Go through the entries below and collect each line with the string "What" in it.

**Stored rows**
☆ ☆ ☆
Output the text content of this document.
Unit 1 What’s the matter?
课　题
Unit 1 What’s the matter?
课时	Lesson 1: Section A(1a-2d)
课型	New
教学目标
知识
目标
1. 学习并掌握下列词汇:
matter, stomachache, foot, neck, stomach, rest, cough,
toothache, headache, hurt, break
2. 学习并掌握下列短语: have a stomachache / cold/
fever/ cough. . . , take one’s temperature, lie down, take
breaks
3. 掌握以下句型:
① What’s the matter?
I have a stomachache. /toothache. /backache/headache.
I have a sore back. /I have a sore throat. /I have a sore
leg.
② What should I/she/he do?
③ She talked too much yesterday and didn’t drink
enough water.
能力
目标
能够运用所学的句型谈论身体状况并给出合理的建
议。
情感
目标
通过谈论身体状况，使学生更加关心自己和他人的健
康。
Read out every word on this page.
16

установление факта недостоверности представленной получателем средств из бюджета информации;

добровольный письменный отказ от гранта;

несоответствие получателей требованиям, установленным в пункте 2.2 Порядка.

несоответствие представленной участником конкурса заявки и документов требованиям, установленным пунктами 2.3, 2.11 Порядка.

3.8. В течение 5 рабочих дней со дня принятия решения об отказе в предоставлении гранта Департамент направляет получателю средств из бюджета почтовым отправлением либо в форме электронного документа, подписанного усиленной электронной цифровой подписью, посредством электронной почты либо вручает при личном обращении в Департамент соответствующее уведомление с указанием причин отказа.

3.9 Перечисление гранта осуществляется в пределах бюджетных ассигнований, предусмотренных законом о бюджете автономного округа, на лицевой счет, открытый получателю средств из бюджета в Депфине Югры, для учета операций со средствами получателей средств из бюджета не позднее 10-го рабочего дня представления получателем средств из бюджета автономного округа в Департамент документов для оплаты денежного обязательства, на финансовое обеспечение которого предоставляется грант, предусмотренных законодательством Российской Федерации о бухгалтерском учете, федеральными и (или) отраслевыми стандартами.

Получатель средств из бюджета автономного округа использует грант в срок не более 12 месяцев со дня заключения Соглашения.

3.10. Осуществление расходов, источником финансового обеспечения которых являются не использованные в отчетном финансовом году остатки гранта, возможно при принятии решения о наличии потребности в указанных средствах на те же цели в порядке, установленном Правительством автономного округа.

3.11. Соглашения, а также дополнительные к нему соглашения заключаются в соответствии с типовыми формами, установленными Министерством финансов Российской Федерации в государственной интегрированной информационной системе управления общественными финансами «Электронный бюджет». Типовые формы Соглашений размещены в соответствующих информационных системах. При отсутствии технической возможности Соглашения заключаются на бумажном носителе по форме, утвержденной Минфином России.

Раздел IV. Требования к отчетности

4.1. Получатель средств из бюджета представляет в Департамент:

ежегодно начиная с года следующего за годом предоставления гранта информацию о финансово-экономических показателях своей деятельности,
☆ ☆ ☆
**Response below**
Unit 1 What’s the matter?
Unit 1 What’s the matter?
① What’s the matter?
② What should I/she/he do?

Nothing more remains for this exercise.